(GIVEN EXERCISE): Please rewrite every line of the data below as a numbered list, leaving out any blank lines.
Begin
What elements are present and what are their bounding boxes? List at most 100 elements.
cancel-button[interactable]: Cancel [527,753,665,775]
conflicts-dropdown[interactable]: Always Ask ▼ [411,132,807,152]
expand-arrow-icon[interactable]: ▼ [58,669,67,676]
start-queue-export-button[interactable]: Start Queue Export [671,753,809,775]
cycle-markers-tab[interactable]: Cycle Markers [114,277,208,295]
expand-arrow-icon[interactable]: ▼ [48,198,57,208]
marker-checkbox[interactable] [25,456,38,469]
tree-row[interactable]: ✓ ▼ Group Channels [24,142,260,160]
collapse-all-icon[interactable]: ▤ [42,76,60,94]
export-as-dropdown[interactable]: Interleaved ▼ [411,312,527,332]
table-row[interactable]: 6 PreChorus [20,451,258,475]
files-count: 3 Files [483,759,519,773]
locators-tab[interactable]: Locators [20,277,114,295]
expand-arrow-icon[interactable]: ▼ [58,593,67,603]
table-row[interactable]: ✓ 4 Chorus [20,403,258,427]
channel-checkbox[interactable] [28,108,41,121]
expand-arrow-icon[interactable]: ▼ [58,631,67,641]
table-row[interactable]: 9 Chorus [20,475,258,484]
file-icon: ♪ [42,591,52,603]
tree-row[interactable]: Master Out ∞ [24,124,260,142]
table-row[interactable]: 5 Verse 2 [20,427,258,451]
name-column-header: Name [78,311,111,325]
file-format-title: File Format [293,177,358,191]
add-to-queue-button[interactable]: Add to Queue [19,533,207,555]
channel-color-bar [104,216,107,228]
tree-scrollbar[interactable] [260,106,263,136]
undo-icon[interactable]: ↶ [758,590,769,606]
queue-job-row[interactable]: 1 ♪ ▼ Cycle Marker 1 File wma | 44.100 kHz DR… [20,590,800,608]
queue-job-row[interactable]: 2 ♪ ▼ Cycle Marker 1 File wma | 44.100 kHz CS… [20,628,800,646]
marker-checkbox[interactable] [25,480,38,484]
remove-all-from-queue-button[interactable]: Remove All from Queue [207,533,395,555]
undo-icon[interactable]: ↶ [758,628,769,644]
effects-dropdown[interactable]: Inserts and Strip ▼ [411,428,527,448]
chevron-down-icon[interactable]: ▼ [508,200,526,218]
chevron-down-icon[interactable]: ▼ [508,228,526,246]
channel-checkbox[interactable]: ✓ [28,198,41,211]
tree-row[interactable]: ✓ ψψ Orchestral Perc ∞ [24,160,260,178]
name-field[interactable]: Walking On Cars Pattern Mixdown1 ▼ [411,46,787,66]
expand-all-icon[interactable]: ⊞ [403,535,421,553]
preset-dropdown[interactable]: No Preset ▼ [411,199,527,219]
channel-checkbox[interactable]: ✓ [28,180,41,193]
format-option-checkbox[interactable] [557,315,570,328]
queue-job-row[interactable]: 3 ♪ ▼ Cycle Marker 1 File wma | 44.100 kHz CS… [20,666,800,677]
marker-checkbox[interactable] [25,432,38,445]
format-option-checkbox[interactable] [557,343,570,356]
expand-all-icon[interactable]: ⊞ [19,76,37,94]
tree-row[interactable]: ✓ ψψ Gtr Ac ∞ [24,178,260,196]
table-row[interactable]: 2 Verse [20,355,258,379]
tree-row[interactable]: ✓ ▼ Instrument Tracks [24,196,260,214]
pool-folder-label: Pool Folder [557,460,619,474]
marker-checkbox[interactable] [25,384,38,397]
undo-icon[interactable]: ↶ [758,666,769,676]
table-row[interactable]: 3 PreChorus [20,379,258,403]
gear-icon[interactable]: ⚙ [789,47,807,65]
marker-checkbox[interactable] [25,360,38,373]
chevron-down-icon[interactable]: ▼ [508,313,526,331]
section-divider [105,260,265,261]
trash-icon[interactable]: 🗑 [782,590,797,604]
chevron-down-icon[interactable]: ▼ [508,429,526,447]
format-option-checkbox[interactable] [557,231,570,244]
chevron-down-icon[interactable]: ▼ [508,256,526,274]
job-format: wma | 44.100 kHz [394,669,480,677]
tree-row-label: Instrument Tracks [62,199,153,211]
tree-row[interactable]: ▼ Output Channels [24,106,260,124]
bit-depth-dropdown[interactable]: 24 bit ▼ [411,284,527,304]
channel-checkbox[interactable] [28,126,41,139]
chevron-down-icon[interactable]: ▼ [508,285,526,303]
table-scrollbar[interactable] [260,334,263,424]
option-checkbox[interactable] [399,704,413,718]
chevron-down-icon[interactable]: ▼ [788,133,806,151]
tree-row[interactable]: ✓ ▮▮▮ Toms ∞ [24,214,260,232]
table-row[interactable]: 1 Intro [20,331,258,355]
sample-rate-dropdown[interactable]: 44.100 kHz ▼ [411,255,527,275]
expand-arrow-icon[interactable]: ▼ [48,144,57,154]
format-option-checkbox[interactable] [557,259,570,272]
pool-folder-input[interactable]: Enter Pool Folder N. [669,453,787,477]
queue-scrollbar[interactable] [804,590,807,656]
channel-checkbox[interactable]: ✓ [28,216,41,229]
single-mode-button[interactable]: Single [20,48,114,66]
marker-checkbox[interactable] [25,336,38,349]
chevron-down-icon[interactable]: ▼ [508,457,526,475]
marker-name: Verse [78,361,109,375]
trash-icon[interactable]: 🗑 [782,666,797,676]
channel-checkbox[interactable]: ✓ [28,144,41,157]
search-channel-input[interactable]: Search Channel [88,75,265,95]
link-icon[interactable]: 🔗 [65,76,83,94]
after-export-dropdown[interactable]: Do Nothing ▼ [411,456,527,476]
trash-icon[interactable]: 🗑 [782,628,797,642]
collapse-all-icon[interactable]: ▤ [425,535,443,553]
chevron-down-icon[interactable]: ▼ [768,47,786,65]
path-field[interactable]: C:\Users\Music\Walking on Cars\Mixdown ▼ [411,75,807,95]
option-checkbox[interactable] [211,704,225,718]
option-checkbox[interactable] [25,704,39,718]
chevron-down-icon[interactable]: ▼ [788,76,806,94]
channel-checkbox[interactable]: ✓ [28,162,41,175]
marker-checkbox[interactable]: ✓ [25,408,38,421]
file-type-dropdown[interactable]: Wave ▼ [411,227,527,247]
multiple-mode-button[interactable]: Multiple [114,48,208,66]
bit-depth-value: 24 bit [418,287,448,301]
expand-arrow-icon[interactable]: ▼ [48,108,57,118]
End
(EXERCISE RESPONSE):
1. What elements are present and what are their bounding boxes? List at most 100 elements.
2. cancel-button[interactable]: Cancel [527,753,665,775]
3. conflicts-dropdown[interactable]: Always Ask ▼ [411,132,807,152]
4. expand-arrow-icon[interactable]: ▼ [58,669,67,676]
5. start-queue-export-button[interactable]: Start Queue Export [671,753,809,775]
6. cycle-markers-tab[interactable]: Cycle Markers [114,277,208,295]
7. expand-arrow-icon[interactable]: ▼ [48,198,57,208]
8. marker-checkbox[interactable] [25,456,38,469]
9. tree-row[interactable]: ✓ ▼ Group Channels [24,142,260,160]
10. collapse-all-icon[interactable]: ▤ [42,76,60,94]
11. export-as-dropdown[interactable]: Interleaved ▼ [411,312,527,332]
12. table-row[interactable]: 6 PreChorus [20,451,258,475]
13. files-count: 3 Files [483,759,519,773]
14. locators-tab[interactable]: Locators [20,277,114,295]
15. expand-arrow-icon[interactable]: ▼ [58,593,67,603]
16. table-row[interactable]: ✓ 4 Chorus [20,403,258,427]
17. channel-checkbox[interactable] [28,108,41,121]
18. expand-arrow-icon[interactable]: ▼ [58,631,67,641]
19. table-row[interactable]: 9 Chorus [20,475,258,484]
20. file-icon: ♪ [42,591,52,603]
21. tree-row[interactable]: Master Out ∞ [24,124,260,142]
22. table-row[interactable]: 5 Verse 2 [20,427,258,451]
23. name-column-header: Name [78,311,111,325]
24. file-format-title: File Format [293,177,358,191]
25. add-to-queue-button[interactable]: Add to Queue [19,533,207,555]
26. channel-color-bar [104,216,107,228]
27. tree-scrollbar[interactable] [260,106,263,136]
28. undo-icon[interactable]: ↶ [758,590,769,606]
29. queue-job-row[interactable]: 1 ♪ ▼ Cycle Marker 1 File wma | 44.100 kHz DR… [20,590,800,608]
30. queue-job-row[interactable]: 2 ♪ ▼ Cycle Marker 1 File wma | 44.100 kHz CS… [20,628,800,646]
31. marker-checkbox[interactable] [25,480,38,484]
32. remove-all-from-queue-button[interactable]: Remove All from Queue [207,533,395,555]
33. undo-icon[interactable]: ↶ [758,628,769,644]
34. effects-dropdown[interactable]: Inserts and Strip ▼ [411,428,527,448]
35. chevron-down-icon[interactable]: ▼ [508,200,526,218]
36. chevron-down-icon[interactable]: ▼ [508,228,526,246]
37. channel-checkbox[interactable]: ✓ [28,198,41,211]
38. tree-row[interactable]: ✓ ψψ Orchestral Perc ∞ [24,160,260,178]
39. name-field[interactable]: Walking On Cars Pattern Mixdown1 ▼ [411,46,787,66]
40. expand-all-icon[interactable]: ⊞ [403,535,421,553]
41. preset-dropdown[interactable]: No Preset ▼ [411,199,527,219]
42. channel-checkbox[interactable]: ✓ [28,180,41,193]
43. format-option-checkbox[interactable] [557,315,570,328]
44. queue-job-row[interactable]: 3 ♪ ▼ Cycle Marker 1 File wma | 44.100 kHz CS… [20,666,800,677]
45. marker-checkbox[interactable] [25,432,38,445]
46. format-option-checkbox[interactable] [557,343,570,356]
47. expand-all-icon[interactable]: ⊞ [19,76,37,94]
48. tree-row[interactable]: ✓ ψψ Gtr Ac ∞ [24,178,260,196]
49. table-row[interactable]: 2 Verse [20,355,258,379]
50. tree-row[interactable]: ✓ ▼ Instrument Tracks [24,196,260,214]
51. pool-folder-label: Pool Folder [557,460,619,474]
52. marker-checkbox[interactable] [25,384,38,397]
53. undo-icon[interactable]: ↶ [758,666,769,676]
54. table-row[interactable]: 3 PreChorus [20,379,258,403]
55. gear-icon[interactable]: ⚙ [789,47,807,65]
56. marker-checkbox[interactable] [25,360,38,373]
57. chevron-down-icon[interactable]: ▼ [508,313,526,331]
58. section-divider [105,260,265,261]
59. trash-icon[interactable]: 🗑 [782,590,797,604]
60. chevron-down-icon[interactable]: ▼ [508,429,526,447]
61. format-option-checkbox[interactable] [557,231,570,244]
62. chevron-down-icon[interactable]: ▼ [508,256,526,274]
63. job-format: wma | 44.100 kHz [394,669,480,677]
64. tree-row-label: Instrument Tracks [62,199,153,211]
65. tree-row[interactable]: ▼ Output Channels [24,106,260,124]
66. bit-depth-dropdown[interactable]: 24 bit ▼ [411,284,527,304]
67. channel-checkbox[interactable] [28,126,41,139]
68. chevron-down-icon[interactable]: ▼ [508,285,526,303]
69. table-scrollbar[interactable] [260,334,263,424]
70. option-checkbox[interactable] [399,704,413,718]
71. chevron-down-icon[interactable]: ▼ [788,133,806,151]
72. tree-row[interactable]: ✓ ▮▮▮ Toms ∞ [24,214,260,232]
73. table-row[interactable]: 1 Intro [20,331,258,355]
74. sample-rate-dropdown[interactable]: 44.100 kHz ▼ [411,255,527,275]
75. expand-arrow-icon[interactable]: ▼ [48,144,57,154]
76. format-option-checkbox[interactable] [557,259,570,272]
77. pool-folder-input[interactable]: Enter Pool Folder N. [669,453,787,477]
78. queue-scrollbar[interactable] [804,590,807,656]
79. channel-checkbox[interactable]: ✓ [28,216,41,229]
80. single-mode-button[interactable]: Single [20,48,114,66]
81. marker-checkbox[interactable] [25,336,38,349]
82. chevron-down-icon[interactable]: ▼ [508,457,526,475]
83. marker-name: Verse [78,361,109,375]
84. trash-icon[interactable]: 🗑 [782,666,797,676]
85. channel-checkbox[interactable]: ✓ [28,144,41,157]
86. search-channel-input[interactable]: Search Channel [88,75,265,95]
87. link-icon[interactable]: 🔗 [65,76,83,94]
88. after-export-dropdown[interactable]: Do Nothing ▼ [411,456,527,476]
89. trash-icon[interactable]: 🗑 [782,628,797,642]
90. collapse-all-icon[interactable]: ▤ [425,535,443,553]
91. chevron-down-icon[interactable]: ▼ [768,47,786,65]
92. path-field[interactable]: C:\Users\Music\Walking on Cars\Mixdown ▼ [411,75,807,95]
93. option-checkbox[interactable] [211,704,225,718]
94. option-checkbox[interactable] [25,704,39,718]
95. chevron-down-icon[interactable]: ▼ [788,76,806,94]
96. channel-checkbox[interactable]: ✓ [28,162,41,175]
97. marker-checkbox[interactable]: ✓ [25,408,38,421]
98. file-type-dropdown[interactable]: Wave ▼ [411,227,527,247]
99. multiple-mode-button[interactable]: Multiple [114,48,208,66]
100. bit-depth-value: 24 bit [418,287,448,301]
101. expand-arrow-icon[interactable]: ▼ [48,108,57,118]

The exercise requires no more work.